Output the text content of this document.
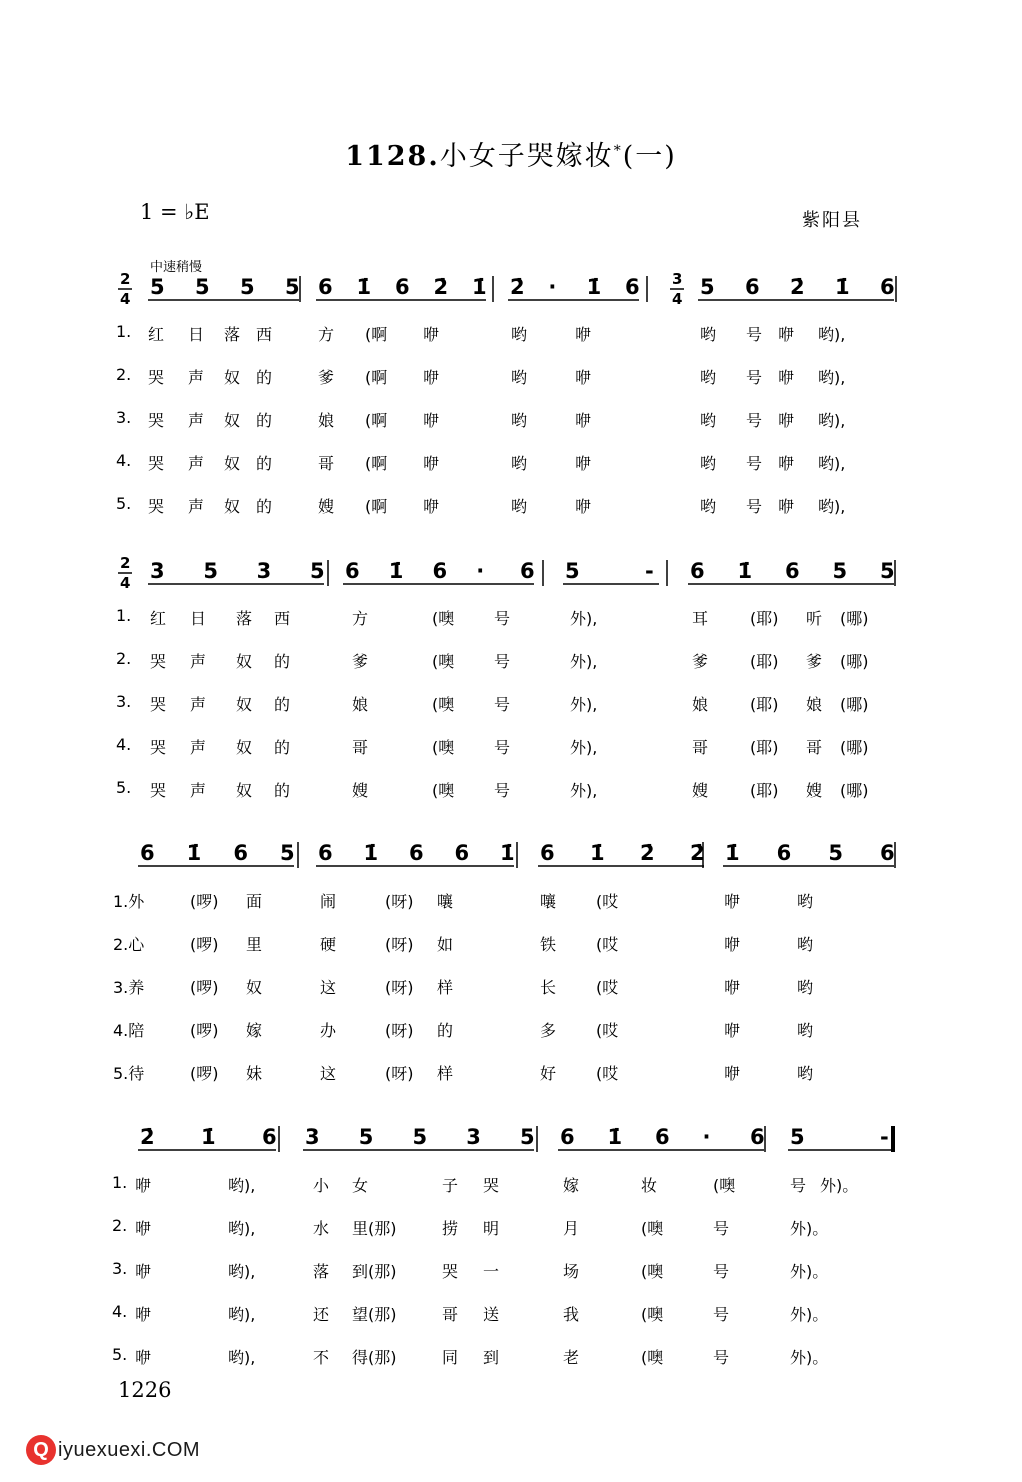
1128.小女子哭嫁妆*(一)
1 = ♭E	紫阳县
中速稍慢
2
4
3
4
5 5 5 5 6 1̇ 6 2̇ 1̇ 2̇ · 1̇ 6	5 6 2̇ 1̇ 6
2
4 3 5 3 5 6 1̇ 6 · 6 5	- 6 1̇ 6 5 5
6 1̇ 6 5 6 1̇ 6 6 1̇ 6 1̇ 2̇ 2̇ 1̇ 6 5 6
2̇ 1̇ 6 3 5 5 3 5 6 1̇ 6 · 6 5	-
1. 红 日 落 西	方 (啊 咿	哟	咿	哟 号 咿 哟),
2. 哭 声 奴 的	爹 (啊 咿	哟	咿	哟 号 咿 哟),
3. 哭 声 奴 的	娘 (啊 咿	哟	咿	哟 号 咿 哟),
4. 哭 声 奴 的	哥 (啊 咿	哟	咿	哟 号 咿 哟),
5. 哭 声 奴 的	嫂 (啊 咿	哟	咿	哟 号 咿 哟),
1. 红 日 落 西	方	(噢 号	外),	耳	(耶) 听 (哪)
2. 哭 声 奴 的	爹	(噢 号	外),	爹	(耶) 爹 (哪)
3. 哭 声 奴 的	娘	(噢 号	外),	娘	(耶) 娘 (哪)
4. 哭 声 奴 的	哥	(噢 号	外),	哥	(耶) 哥 (哪)
5. 哭 声 奴 的	嫂	(噢 号	外),	嫂	(耶) 嫂 (哪)
1.外	(啰) 面	闹	(呀) 嚷	嚷 (哎	咿	哟
2.心	(啰) 里	硬	(呀) 如	铁 (哎	咿	哟
3.养	(啰) 奴	这	(呀) 样	长 (哎	咿	哟
4.陪	(啰) 嫁	办	(呀) 的	多 (哎	咿	哟
5.待	(啰) 妹	这	(呀) 样	好 (哎	咿	哟
1. 咿	哟),	小 女	子 哭	嫁	妆	(噢	号 外)。
2. 咿	哟),	水 里(那)	捞 明	月	(噢	号	外)。
3. 咿	哟),	落 到(那)	哭 一	场	(噢	号	外)。
4. 咿	哟),	还 望(那)	哥 送	我	(噢	号	外)。
5. 咿	哟),	不 得(那)	同 到	老	(噢	号	外)。
1226
Q iyuexuexi.COM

## Problem statement
Restate the full listing verbatim and drop every picture.

## Solution to the problem
Output the text content of this document.
1128.小女子哭嫁妆*(一)
1 = ♭E	紫阳县
中速稍慢
2
4
3
4
5 5 5 5 6 1̇ 6 2̇ 1̇ 2̇ · 1̇ 6	5 6 2̇ 1̇ 6
2
4 3 5 3 5 6 1̇ 6 · 6 5	- 6 1̇ 6 5 5
6 1̇ 6 5 6 1̇ 6 6 1̇ 6 1̇ 2̇ 2̇ 1̇ 6 5 6
2̇ 1̇ 6 3 5 5 3 5 6 1̇ 6 · 6 5	-
1. 红 日 落 西	方 (啊 咿	哟	咿	哟 号 咿 哟),
2. 哭 声 奴 的	爹 (啊 咿	哟	咿	哟 号 咿 哟),
3. 哭 声 奴 的	娘 (啊 咿	哟	咿	哟 号 咿 哟),
4. 哭 声 奴 的	哥 (啊 咿	哟	咿	哟 号 咿 哟),
5. 哭 声 奴 的	嫂 (啊 咿	哟	咿	哟 号 咿 哟),
1. 红 日 落 西	方	(噢 号	外),	耳	(耶) 听 (哪)
2. 哭 声 奴 的	爹	(噢 号	外),	爹	(耶) 爹 (哪)
3. 哭 声 奴 的	娘	(噢 号	外),	娘	(耶) 娘 (哪)
4. 哭 声 奴 的	哥	(噢 号	外),	哥	(耶) 哥 (哪)
5. 哭 声 奴 的	嫂	(噢 号	外),	嫂	(耶) 嫂 (哪)
1.外	(啰) 面	闹	(呀) 嚷	嚷 (哎	咿	哟
2.心	(啰) 里	硬	(呀) 如	铁 (哎	咿	哟
3.养	(啰) 奴	这	(呀) 样	长 (哎	咿	哟
4.陪	(啰) 嫁	办	(呀) 的	多 (哎	咿	哟
5.待	(啰) 妹	这	(呀) 样	好 (哎	咿	哟
1. 咿	哟),	小 女	子 哭	嫁	妆	(噢	号 外)。
2. 咿	哟),	水 里(那)	捞 明	月	(噢	号	外)。
3. 咿	哟),	落 到(那)	哭 一	场	(噢	号	外)。
4. 咿	哟),	还 望(那)	哥 送	我	(噢	号	外)。
5. 咿	哟),	不 得(那)	同 到	老	(噢	号	外)。
1226
Q iyuexuexi.COM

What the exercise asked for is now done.